==== Stored rows ====
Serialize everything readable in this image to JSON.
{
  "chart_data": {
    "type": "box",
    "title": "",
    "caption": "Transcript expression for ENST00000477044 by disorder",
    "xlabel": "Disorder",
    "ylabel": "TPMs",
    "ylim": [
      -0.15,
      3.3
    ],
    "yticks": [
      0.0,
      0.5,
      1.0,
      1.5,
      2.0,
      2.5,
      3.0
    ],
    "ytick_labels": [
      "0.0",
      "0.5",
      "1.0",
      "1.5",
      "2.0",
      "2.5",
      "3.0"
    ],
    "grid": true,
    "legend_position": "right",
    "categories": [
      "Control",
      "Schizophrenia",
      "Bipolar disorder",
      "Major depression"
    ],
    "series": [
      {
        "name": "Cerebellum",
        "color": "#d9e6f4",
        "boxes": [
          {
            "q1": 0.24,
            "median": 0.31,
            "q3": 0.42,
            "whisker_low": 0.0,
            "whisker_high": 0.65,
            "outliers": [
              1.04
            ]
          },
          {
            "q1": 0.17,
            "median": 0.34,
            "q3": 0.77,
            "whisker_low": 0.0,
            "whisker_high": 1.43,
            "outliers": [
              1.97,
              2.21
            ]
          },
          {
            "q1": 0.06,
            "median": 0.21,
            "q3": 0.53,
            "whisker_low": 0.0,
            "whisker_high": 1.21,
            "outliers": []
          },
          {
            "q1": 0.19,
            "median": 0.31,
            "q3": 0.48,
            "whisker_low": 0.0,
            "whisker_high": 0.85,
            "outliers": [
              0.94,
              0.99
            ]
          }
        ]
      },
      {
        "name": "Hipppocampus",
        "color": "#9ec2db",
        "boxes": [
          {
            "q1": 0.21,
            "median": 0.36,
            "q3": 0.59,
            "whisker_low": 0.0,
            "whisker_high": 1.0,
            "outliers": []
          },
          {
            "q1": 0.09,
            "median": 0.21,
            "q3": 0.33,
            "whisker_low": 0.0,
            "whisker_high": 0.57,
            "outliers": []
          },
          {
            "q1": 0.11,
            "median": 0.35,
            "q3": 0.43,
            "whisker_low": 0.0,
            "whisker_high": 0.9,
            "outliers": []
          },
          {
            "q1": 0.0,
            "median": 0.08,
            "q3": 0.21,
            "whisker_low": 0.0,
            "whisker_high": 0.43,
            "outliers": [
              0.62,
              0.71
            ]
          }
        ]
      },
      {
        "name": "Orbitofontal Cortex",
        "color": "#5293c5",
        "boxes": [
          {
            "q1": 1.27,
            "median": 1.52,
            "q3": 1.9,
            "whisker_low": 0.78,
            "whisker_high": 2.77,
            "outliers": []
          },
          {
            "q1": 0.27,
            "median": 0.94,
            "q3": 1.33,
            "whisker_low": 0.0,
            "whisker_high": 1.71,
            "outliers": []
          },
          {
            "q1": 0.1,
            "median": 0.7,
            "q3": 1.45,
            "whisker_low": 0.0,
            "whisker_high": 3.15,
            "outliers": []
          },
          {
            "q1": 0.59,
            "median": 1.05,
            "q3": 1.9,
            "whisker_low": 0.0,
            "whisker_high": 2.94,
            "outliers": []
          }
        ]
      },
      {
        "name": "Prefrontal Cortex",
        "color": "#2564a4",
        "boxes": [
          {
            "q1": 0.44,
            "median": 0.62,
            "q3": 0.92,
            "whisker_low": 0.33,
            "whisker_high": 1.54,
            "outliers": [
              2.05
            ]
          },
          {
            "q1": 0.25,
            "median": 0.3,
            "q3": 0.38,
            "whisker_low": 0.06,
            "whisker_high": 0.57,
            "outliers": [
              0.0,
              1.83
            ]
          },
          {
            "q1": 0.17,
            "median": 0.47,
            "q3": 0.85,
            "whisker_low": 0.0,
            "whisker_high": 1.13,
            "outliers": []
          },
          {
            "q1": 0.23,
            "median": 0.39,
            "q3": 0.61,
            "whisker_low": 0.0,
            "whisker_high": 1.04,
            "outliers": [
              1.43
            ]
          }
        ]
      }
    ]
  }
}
====
Give all of the entries again, word for word.

Serialize everything readable in this image to JSON.
{
  "chart_data": {
    "type": "box",
    "title": "",
    "caption": "Transcript expression for ENST00000477044 by disorder",
    "xlabel": "Disorder",
    "ylabel": "TPMs",
    "ylim": [
      -0.15,
      3.3
    ],
    "yticks": [
      0.0,
      0.5,
      1.0,
      1.5,
      2.0,
      2.5,
      3.0
    ],
    "ytick_labels": [
      "0.0",
      "0.5",
      "1.0",
      "1.5",
      "2.0",
      "2.5",
      "3.0"
    ],
    "grid": true,
    "legend_position": "right",
    "categories": [
      "Control",
      "Schizophrenia",
      "Bipolar disorder",
      "Major depression"
    ],
    "series": [
      {
        "name": "Cerebellum",
        "color": "#d9e6f4",
        "boxes": [
          {
            "q1": 0.24,
            "median": 0.31,
            "q3": 0.42,
            "whisker_low": 0.0,
            "whisker_high": 0.65,
            "outliers": [
              1.04
            ]
          },
          {
            "q1": 0.17,
            "median": 0.34,
            "q3": 0.77,
            "whisker_low": 0.0,
            "whisker_high": 1.43,
            "outliers": [
              1.97,
              2.21
            ]
          },
          {
            "q1": 0.06,
            "median": 0.21,
            "q3": 0.53,
            "whisker_low": 0.0,
            "whisker_high": 1.21,
            "outliers": []
          },
          {
            "q1": 0.19,
            "median": 0.31,
            "q3": 0.48,
            "whisker_low": 0.0,
            "whisker_high": 0.85,
            "outliers": [
              0.94,
              0.99
            ]
          }
        ]
      },
      {
        "name": "Hipppocampus",
        "color": "#9ec2db",
        "boxes": [
          {
            "q1": 0.21,
            "median": 0.36,
            "q3": 0.59,
            "whisker_low": 0.0,
            "whisker_high": 1.0,
            "outliers": []
          },
          {
            "q1": 0.09,
            "median": 0.21,
            "q3": 0.33,
            "whisker_low": 0.0,
            "whisker_high": 0.57,
            "outliers": []
          },
          {
            "q1": 0.11,
            "median": 0.35,
            "q3": 0.43,
            "whisker_low": 0.0,
            "whisker_high": 0.9,
            "outliers": []
          },
          {
            "q1": 0.0,
            "median": 0.08,
            "q3": 0.21,
            "whisker_low": 0.0,
            "whisker_high": 0.43,
            "outliers": [
              0.62,
              0.71
            ]
          }
        ]
      },
      {
        "name": "Orbitofontal Cortex",
        "color": "#5293c5",
        "boxes": [
          {
            "q1": 1.27,
            "median": 1.52,
            "q3": 1.9,
            "whisker_low": 0.78,
            "whisker_high": 2.77,
            "outliers": []
          },
          {
            "q1": 0.27,
            "median": 0.94,
            "q3": 1.33,
            "whisker_low": 0.0,
            "whisker_high": 1.71,
            "outliers": []
          },
          {
            "q1": 0.1,
            "median": 0.7,
            "q3": 1.45,
            "whisker_low": 0.0,
            "whisker_high": 3.15,
            "outliers": []
          },
          {
            "q1": 0.59,
            "median": 1.05,
            "q3": 1.9,
            "whisker_low": 0.0,
            "whisker_high": 2.94,
            "outliers": []
          }
        ]
      },
      {
        "name": "Prefrontal Cortex",
        "color": "#2564a4",
        "boxes": [
          {
            "q1": 0.44,
            "median": 0.62,
            "q3": 0.92,
            "whisker_low": 0.33,
            "whisker_high": 1.54,
            "outliers": [
              2.05
            ]
          },
          {
            "q1": 0.25,
            "median": 0.3,
            "q3": 0.38,
            "whisker_low": 0.06,
            "whisker_high": 0.57,
            "outliers": [
              0.0,
              1.83
            ]
          },
          {
            "q1": 0.17,
            "median": 0.47,
            "q3": 0.85,
            "whisker_low": 0.0,
            "whisker_high": 1.13,
            "outliers": []
          },
          {
            "q1": 0.23,
            "median": 0.39,
            "q3": 0.61,
            "whisker_low": 0.0,
            "whisker_high": 1.04,
            "outliers": [
              1.43
            ]
          }
        ]
      }
    ]
  }
}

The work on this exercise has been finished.